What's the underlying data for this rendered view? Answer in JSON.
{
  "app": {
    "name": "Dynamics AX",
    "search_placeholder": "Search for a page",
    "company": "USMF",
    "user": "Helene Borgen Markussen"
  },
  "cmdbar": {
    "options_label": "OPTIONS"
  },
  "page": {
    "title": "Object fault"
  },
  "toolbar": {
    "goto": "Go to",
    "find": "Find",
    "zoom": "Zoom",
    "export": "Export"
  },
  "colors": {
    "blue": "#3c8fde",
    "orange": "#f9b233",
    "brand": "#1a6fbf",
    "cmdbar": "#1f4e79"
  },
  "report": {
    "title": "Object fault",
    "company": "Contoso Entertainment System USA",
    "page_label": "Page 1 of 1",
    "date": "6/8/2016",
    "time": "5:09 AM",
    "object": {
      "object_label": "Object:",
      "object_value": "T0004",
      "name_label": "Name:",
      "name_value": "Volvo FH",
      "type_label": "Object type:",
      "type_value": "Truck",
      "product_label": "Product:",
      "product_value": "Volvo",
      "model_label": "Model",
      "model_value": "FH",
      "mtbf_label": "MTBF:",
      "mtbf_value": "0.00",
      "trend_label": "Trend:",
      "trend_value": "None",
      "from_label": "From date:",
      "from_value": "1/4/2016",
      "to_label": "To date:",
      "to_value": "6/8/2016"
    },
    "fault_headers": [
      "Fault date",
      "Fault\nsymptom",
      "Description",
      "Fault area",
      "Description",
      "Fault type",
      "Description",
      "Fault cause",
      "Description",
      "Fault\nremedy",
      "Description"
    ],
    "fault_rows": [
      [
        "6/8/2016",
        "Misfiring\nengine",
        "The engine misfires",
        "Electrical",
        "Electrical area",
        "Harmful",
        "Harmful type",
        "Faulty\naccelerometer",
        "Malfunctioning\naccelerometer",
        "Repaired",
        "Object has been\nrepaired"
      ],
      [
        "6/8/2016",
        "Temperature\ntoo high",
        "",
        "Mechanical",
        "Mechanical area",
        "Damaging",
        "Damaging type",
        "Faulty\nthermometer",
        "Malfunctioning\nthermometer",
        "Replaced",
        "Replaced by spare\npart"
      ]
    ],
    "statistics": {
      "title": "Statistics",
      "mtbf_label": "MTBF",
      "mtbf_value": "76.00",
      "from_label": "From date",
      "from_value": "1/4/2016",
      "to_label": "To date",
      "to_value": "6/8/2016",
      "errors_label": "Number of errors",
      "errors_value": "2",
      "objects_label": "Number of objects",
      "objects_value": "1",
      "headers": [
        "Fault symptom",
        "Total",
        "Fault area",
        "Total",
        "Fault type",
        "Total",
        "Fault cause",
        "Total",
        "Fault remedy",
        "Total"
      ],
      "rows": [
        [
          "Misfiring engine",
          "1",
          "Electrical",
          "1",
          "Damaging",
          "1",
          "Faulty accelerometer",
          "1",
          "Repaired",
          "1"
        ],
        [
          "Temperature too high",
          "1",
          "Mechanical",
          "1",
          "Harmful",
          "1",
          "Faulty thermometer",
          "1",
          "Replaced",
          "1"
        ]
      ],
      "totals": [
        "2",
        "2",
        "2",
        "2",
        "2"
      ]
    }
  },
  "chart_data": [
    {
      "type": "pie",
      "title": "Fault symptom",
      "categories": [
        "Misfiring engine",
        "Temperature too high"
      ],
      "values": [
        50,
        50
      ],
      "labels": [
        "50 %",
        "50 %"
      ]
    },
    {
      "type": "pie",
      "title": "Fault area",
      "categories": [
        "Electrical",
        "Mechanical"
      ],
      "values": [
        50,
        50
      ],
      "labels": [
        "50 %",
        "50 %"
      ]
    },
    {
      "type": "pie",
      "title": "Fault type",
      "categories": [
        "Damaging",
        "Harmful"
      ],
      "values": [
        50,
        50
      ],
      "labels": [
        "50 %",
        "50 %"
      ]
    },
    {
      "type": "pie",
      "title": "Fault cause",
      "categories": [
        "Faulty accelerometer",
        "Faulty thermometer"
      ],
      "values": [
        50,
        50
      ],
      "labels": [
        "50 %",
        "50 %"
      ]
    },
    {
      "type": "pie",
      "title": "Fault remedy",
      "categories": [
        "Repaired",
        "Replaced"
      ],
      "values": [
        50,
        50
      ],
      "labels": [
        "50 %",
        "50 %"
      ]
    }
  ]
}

-------

◆ **DIRECTIONS FOR THIS TASK**
Give back the whole listing exactly as it reads.

◆ **RESPONSE**
What's the underlying data for this rendered view? Answer in JSON.
{
  "app": {
    "name": "Dynamics AX",
    "search_placeholder": "Search for a page",
    "company": "USMF",
    "user": "Helene Borgen Markussen"
  },
  "cmdbar": {
    "options_label": "OPTIONS"
  },
  "page": {
    "title": "Object fault"
  },
  "toolbar": {
    "goto": "Go to",
    "find": "Find",
    "zoom": "Zoom",
    "export": "Export"
  },
  "colors": {
    "blue": "#3c8fde",
    "orange": "#f9b233",
    "brand": "#1a6fbf",
    "cmdbar": "#1f4e79"
  },
  "report": {
    "title": "Object fault",
    "company": "Contoso Entertainment System USA",
    "page_label": "Page 1 of 1",
    "date": "6/8/2016",
    "time": "5:09 AM",
    "object": {
      "object_label": "Object:",
      "object_value": "T0004",
      "name_label": "Name:",
      "name_value": "Volvo FH",
      "type_label": "Object type:",
      "type_value": "Truck",
      "product_label": "Product:",
      "product_value": "Volvo",
      "model_label": "Model",
      "model_value": "FH",
      "mtbf_label": "MTBF:",
      "mtbf_value": "0.00",
      "trend_label": "Trend:",
      "trend_value": "None",
      "from_label": "From date:",
      "from_value": "1/4/2016",
      "to_label": "To date:",
      "to_value": "6/8/2016"
    },
    "fault_headers": [
      "Fault date",
      "Fault\nsymptom",
      "Description",
      "Fault area",
      "Description",
      "Fault type",
      "Description",
      "Fault cause",
      "Description",
      "Fault\nremedy",
      "Description"
    ],
    "fault_rows": [
      [
        "6/8/2016",
        "Misfiring\nengine",
        "The engine misfires",
        "Electrical",
        "Electrical area",
        "Harmful",
        "Harmful type",
        "Faulty\naccelerometer",
        "Malfunctioning\naccelerometer",
        "Repaired",
        "Object has been\nrepaired"
      ],
      [
        "6/8/2016",
        "Temperature\ntoo high",
        "",
        "Mechanical",
        "Mechanical area",
        "Damaging",
        "Damaging type",
        "Faulty\nthermometer",
        "Malfunctioning\nthermometer",
        "Replaced",
        "Replaced by spare\npart"
      ]
    ],
    "statistics": {
      "title": "Statistics",
      "mtbf_label": "MTBF",
      "mtbf_value": "76.00",
      "from_label": "From date",
      "from_value": "1/4/2016",
      "to_label": "To date",
      "to_value": "6/8/2016",
      "errors_label": "Number of errors",
      "errors_value": "2",
      "objects_label": "Number of objects",
      "objects_value": "1",
      "headers": [
        "Fault symptom",
        "Total",
        "Fault area",
        "Total",
        "Fault type",
        "Total",
        "Fault cause",
        "Total",
        "Fault remedy",
        "Total"
      ],
      "rows": [
        [
          "Misfiring engine",
          "1",
          "Electrical",
          "1",
          "Damaging",
          "1",
          "Faulty accelerometer",
          "1",
          "Repaired",
          "1"
        ],
        [
          "Temperature too high",
          "1",
          "Mechanical",
          "1",
          "Harmful",
          "1",
          "Faulty thermometer",
          "1",
          "Replaced",
          "1"
        ]
      ],
      "totals": [
        "2",
        "2",
        "2",
        "2",
        "2"
      ]
    }
  },
  "chart_data": [
    {
      "type": "pie",
      "title": "Fault symptom",
      "categories": [
        "Misfiring engine",
        "Temperature too high"
      ],
      "values": [
        50,
        50
      ],
      "labels": [
        "50 %",
        "50 %"
      ]
    },
    {
      "type": "pie",
      "title": "Fault area",
      "categories": [
        "Electrical",
        "Mechanical"
      ],
      "values": [
        50,
        50
      ],
      "labels": [
        "50 %",
        "50 %"
      ]
    },
    {
      "type": "pie",
      "title": "Fault type",
      "categories": [
        "Damaging",
        "Harmful"
      ],
      "values": [
        50,
        50
      ],
      "labels": [
        "50 %",
        "50 %"
      ]
    },
    {
      "type": "pie",
      "title": "Fault cause",
      "categories": [
        "Faulty accelerometer",
        "Faulty thermometer"
      ],
      "values": [
        50,
        50
      ],
      "labels": [
        "50 %",
        "50 %"
      ]
    },
    {
      "type": "pie",
      "title": "Fault remedy",
      "categories": [
        "Repaired",
        "Replaced"
      ],
      "values": [
        50,
        50
      ],
      "labels": [
        "50 %",
        "50 %"
      ]
    }
  ]
}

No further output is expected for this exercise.